**Work to complete**
Below are records; work out how many of their lines hold the string "title" and give that number alone.

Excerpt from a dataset
________________________________________

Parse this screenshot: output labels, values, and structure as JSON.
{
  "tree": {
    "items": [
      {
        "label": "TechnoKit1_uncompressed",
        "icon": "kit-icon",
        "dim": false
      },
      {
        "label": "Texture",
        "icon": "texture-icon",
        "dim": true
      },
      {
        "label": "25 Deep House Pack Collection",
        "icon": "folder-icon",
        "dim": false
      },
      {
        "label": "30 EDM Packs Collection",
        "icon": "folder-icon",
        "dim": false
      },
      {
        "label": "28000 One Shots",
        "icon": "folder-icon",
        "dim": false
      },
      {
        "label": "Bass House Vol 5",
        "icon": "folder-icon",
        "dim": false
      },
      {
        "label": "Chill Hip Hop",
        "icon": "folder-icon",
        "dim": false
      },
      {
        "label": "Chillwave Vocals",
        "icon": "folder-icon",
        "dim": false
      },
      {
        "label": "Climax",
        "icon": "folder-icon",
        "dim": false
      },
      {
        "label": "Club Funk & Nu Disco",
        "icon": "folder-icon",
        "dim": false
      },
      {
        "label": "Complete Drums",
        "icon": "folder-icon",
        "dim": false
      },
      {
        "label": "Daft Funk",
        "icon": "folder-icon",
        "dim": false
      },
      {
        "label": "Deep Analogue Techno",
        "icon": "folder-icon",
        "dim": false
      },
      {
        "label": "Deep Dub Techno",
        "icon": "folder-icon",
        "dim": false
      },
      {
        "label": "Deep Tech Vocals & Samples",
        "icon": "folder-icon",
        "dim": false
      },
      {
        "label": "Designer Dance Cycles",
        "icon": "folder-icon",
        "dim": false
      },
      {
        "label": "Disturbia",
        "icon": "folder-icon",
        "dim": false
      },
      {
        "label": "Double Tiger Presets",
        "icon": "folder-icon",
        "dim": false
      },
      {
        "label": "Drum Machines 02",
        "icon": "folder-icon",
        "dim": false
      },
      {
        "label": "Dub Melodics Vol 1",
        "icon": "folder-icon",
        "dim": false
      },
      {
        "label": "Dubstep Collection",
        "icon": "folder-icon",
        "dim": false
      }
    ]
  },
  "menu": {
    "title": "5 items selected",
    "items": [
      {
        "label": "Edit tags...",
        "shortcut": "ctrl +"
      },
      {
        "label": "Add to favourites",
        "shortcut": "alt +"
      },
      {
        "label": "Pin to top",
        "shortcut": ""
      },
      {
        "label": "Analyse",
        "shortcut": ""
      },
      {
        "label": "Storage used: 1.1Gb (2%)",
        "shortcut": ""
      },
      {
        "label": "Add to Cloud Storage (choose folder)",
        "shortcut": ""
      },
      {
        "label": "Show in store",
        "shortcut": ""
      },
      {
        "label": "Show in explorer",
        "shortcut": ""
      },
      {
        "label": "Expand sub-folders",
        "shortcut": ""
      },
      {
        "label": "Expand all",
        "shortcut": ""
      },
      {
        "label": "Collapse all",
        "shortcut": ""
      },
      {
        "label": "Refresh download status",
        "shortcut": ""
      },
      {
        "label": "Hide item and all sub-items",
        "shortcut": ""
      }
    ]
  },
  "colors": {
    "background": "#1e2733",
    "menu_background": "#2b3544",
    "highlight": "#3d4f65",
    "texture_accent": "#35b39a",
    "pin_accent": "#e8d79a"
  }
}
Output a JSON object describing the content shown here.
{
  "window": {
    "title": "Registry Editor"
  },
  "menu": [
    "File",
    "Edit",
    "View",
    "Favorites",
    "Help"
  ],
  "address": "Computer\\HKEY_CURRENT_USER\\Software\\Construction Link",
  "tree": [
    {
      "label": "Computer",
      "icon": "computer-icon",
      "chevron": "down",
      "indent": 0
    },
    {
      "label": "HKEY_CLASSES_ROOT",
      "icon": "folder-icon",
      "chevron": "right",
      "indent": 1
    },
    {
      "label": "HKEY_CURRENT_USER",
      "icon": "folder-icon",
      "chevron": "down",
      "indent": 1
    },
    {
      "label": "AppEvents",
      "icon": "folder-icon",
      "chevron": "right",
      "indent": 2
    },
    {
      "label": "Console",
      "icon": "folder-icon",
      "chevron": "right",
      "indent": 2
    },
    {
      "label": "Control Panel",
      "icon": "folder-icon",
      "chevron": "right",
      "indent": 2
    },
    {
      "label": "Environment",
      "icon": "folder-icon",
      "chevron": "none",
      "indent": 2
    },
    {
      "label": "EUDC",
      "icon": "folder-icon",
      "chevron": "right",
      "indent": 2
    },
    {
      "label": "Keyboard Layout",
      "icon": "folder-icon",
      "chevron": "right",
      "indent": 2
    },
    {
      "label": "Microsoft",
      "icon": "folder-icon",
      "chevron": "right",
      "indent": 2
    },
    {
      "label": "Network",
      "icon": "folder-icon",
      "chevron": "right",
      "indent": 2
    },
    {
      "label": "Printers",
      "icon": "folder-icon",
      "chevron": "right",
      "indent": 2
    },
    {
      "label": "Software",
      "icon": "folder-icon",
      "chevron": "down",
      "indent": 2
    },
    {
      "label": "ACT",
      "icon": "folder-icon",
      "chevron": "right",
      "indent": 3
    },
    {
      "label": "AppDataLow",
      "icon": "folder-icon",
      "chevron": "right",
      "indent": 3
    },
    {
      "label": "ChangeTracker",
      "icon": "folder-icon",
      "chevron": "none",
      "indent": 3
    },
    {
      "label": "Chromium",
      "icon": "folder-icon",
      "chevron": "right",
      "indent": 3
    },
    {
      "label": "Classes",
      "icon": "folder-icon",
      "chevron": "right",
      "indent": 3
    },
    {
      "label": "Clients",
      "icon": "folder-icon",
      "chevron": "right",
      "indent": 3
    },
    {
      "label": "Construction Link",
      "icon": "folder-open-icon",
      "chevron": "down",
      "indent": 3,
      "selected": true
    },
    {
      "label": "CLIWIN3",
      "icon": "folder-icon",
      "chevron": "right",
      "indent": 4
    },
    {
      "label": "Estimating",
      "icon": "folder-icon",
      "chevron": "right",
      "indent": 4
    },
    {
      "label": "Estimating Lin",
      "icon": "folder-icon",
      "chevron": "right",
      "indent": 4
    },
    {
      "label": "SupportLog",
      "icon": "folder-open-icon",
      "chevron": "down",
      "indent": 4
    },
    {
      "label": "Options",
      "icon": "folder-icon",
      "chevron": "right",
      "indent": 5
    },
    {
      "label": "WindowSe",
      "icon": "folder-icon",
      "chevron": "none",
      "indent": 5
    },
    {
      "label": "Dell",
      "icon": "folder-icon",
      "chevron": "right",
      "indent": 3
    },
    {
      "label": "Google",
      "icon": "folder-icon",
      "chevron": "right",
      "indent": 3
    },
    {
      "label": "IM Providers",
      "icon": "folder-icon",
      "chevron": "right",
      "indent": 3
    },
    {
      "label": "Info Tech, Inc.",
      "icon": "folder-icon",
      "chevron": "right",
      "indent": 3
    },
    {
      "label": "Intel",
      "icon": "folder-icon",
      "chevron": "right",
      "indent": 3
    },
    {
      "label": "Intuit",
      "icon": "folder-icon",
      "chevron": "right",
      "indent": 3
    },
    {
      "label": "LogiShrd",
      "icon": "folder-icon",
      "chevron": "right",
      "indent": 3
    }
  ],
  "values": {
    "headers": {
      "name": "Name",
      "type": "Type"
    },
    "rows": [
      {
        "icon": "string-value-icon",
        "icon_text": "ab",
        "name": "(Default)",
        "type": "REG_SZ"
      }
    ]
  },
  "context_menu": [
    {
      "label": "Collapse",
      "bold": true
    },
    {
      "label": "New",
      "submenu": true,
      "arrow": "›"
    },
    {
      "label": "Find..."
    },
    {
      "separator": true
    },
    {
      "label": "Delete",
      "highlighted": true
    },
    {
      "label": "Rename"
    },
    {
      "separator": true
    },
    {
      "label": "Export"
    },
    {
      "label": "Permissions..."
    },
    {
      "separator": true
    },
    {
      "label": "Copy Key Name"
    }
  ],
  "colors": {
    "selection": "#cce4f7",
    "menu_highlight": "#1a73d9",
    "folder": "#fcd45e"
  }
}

________________________________________

**Right answer**
2